DIRECTIONS FOR THIS TASK - Below are entries. Pull out all lines containing "לייזר".

TASK DATA -
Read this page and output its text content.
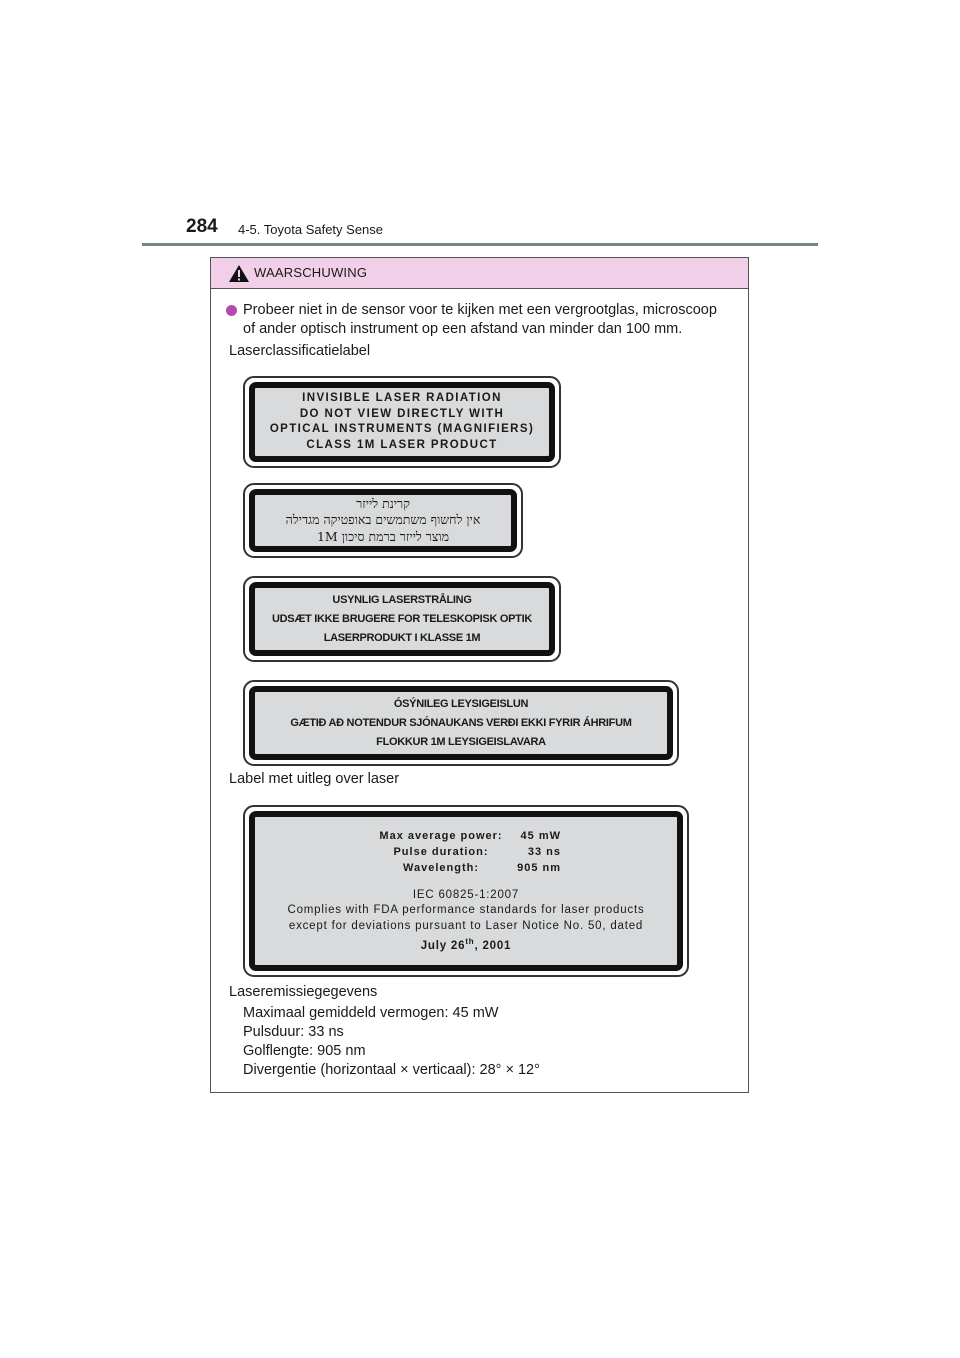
284 4-5. Toyota Safety Sense
WAARSCHUWING
Probeer niet in de sensor voor te kijken met een vergrootglas, microscoop
of ander optisch instrument op een afstand van minder dan 100 mm.
Laserclassificatielabel
INVISIBLE LASER RADIATION
DO NOT VIEW DIRECTLY WITH
OPTICAL INSTRUMENTS (MAGNIFIERS)
CLASS 1M LASER PRODUCT
קרינת לייזר
אין לחשוף משתמשים באופטיקה מגדילה
מוצר לייזר ברמת סיכון 1M
USYNLIG LASERSTRÅLING
UDSÆT IKKE BRUGERE FOR TELESKOPISK OPTIK
LASERPRODUKT I KLASSE 1M
ÓSÝNILEG LEYSIGEISLUN
GÆTIÐ AÐ NOTENDUR SJÓNAUKANS VERÐI EKKI FYRIR ÁHRIFUM
FLOKKUR 1M LEYSIGEISLAVARA
Label met uitleg over laser
Max average power:	45 mW
Pulse duration:	33 ns
Wavelength:	905 nm
IEC 60825-1:2007
Complies with FDA performance standards for laser products
except for deviations pursuant to Laser Notice No. 50, dated
July 26th, 2001
Laseremissiegegevens
Maximaal gemiddeld vermogen: 45 mW
Pulsduur: 33 ns
Golflengte: 905 nm
Divergentie (horizontaal × verticaal): 28° × 12°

PROBLEM SOLUTION -
קרינת לייזר
מוצר לייזר ברמת סיכון 1M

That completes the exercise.